* **Task statement**:
Write the listing out again, all of it, word for word.

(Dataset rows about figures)

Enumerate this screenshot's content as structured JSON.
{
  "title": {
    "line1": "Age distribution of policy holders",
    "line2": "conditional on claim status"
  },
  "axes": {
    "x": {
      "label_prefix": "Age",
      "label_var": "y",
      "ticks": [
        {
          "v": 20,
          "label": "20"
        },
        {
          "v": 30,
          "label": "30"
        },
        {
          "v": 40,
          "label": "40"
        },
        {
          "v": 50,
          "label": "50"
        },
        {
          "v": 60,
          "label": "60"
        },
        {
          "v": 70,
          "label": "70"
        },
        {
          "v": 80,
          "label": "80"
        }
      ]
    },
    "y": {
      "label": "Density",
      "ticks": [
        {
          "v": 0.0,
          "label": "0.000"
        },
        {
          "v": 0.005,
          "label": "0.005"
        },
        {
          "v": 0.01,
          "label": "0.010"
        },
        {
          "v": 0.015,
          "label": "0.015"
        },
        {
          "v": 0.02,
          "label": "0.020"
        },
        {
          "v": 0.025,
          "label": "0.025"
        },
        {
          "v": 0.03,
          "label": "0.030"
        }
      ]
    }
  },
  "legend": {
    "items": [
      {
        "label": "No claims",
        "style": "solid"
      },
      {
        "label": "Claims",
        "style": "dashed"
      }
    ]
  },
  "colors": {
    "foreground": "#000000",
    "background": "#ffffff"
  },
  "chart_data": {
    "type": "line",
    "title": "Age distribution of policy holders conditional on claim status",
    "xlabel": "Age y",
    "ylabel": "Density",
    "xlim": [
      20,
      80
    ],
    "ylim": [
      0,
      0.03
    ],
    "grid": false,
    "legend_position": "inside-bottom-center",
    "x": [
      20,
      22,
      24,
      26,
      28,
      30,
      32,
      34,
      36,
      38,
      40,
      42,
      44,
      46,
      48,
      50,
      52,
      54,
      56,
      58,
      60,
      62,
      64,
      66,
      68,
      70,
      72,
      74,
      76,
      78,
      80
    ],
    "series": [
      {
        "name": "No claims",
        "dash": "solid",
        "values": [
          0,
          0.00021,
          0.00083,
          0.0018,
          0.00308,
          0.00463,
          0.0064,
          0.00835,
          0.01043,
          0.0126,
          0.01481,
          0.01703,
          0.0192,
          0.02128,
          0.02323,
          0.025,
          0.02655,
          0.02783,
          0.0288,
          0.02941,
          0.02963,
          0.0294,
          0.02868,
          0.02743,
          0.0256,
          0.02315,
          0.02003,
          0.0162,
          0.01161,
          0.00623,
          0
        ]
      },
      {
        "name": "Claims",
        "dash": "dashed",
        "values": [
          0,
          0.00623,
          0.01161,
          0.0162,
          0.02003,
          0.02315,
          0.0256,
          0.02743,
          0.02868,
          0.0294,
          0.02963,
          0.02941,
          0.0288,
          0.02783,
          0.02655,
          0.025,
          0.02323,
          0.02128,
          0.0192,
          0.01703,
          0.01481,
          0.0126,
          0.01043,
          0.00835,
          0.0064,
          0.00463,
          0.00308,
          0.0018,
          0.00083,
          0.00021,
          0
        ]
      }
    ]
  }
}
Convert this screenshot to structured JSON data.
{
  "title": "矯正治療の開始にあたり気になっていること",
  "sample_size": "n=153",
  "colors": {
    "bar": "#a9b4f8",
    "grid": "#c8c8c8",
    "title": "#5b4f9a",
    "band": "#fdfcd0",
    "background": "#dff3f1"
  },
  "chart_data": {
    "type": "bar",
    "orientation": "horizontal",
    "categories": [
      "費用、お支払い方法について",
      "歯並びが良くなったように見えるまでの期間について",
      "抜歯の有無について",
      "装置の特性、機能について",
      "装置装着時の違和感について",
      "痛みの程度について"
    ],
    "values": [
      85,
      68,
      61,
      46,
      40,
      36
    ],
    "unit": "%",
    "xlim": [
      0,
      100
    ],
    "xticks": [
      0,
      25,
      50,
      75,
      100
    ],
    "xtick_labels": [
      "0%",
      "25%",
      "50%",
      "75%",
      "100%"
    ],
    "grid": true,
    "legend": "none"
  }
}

* **Exercise answer**:
Enumerate this screenshot's content as structured JSON.
{
  "title": {
    "line1": "Age distribution of policy holders",
    "line2": "conditional on claim status"
  },
  "axes": {
    "x": {
      "label_prefix": "Age",
      "label_var": "y",
      "ticks": [
        {
          "v": 20,
          "label": "20"
        },
        {
          "v": 30,
          "label": "30"
        },
        {
          "v": 40,
          "label": "40"
        },
        {
          "v": 50,
          "label": "50"
        },
        {
          "v": 60,
          "label": "60"
        },
        {
          "v": 70,
          "label": "70"
        },
        {
          "v": 80,
          "label": "80"
        }
      ]
    },
    "y": {
      "label": "Density",
      "ticks": [
        {
          "v": 0.0,
          "label": "0.000"
        },
        {
          "v": 0.005,
          "label": "0.005"
        },
        {
          "v": 0.01,
          "label": "0.010"
        },
        {
          "v": 0.015,
          "label": "0.015"
        },
        {
          "v": 0.02,
          "label": "0.020"
        },
        {
          "v": 0.025,
          "label": "0.025"
        },
        {
          "v": 0.03,
          "label": "0.030"
        }
      ]
    }
  },
  "legend": {
    "items": [
      {
        "label": "No claims",
        "style": "solid"
      },
      {
        "label": "Claims",
        "style": "dashed"
      }
    ]
  },
  "colors": {
    "foreground": "#000000",
    "background": "#ffffff"
  },
  "chart_data": {
    "type": "line",
    "title": "Age distribution of policy holders conditional on claim status",
    "xlabel": "Age y",
    "ylabel": "Density",
    "xlim": [
      20,
      80
    ],
    "ylim": [
      0,
      0.03
    ],
    "grid": false,
    "legend_position": "inside-bottom-center",
    "x": [
      20,
      22,
      24,
      26,
      28,
      30,
      32,
      34,
      36,
      38,
      40,
      42,
      44,
      46,
      48,
      50,
      52,
      54,
      56,
      58,
      60,
      62,
      64,
      66,
      68,
      70,
      72,
      74,
      76,
      78,
      80
    ],
    "series": [
      {
        "name": "No claims",
        "dash": "solid",
        "values": [
          0,
          0.00021,
          0.00083,
          0.0018,
          0.00308,
          0.00463,
          0.0064,
          0.00835,
          0.01043,
          0.0126,
          0.01481,
          0.01703,
          0.0192,
          0.02128,
          0.02323,
          0.025,
          0.02655,
          0.02783,
          0.0288,
          0.02941,
          0.02963,
          0.0294,
          0.02868,
          0.02743,
          0.0256,
          0.02315,
          0.02003,
          0.0162,
          0.01161,
          0.00623,
          0
        ]
      },
      {
        "name": "Claims",
        "dash": "dashed",
        "values": [
          0,
          0.00623,
          0.01161,
          0.0162,
          0.02003,
          0.02315,
          0.0256,
          0.02743,
          0.02868,
          0.0294,
          0.02963,
          0.02941,
          0.0288,
          0.02783,
          0.02655,
          0.025,
          0.02323,
          0.02128,
          0.0192,
          0.01703,
          0.01481,
          0.0126,
          0.01043,
          0.00835,
          0.0064,
          0.00463,
          0.00308,
          0.0018,
          0.00083,
          0.00021,
          0
        ]
      }
    ]
  }
}
Convert this screenshot to structured JSON data.
{
  "title": "矯正治療の開始にあたり気になっていること",
  "sample_size": "n=153",
  "colors": {
    "bar": "#a9b4f8",
    "grid": "#c8c8c8",
    "title": "#5b4f9a",
    "band": "#fdfcd0",
    "background": "#dff3f1"
  },
  "chart_data": {
    "type": "bar",
    "orientation": "horizontal",
    "categories": [
      "費用、お支払い方法について",
      "歯並びが良くなったように見えるまでの期間について",
      "抜歯の有無について",
      "装置の特性、機能について",
      "装置装着時の違和感について",
      "痛みの程度について"
    ],
    "values": [
      85,
      68,
      61,
      46,
      40,
      36
    ],
    "unit": "%",
    "xlim": [
      0,
      100
    ],
    "xticks": [
      0,
      25,
      50,
      75,
      100
    ],
    "xtick_labels": [
      "0%",
      "25%",
      "50%",
      "75%",
      "100%"
    ],
    "grid": true,
    "legend": "none"
  }
}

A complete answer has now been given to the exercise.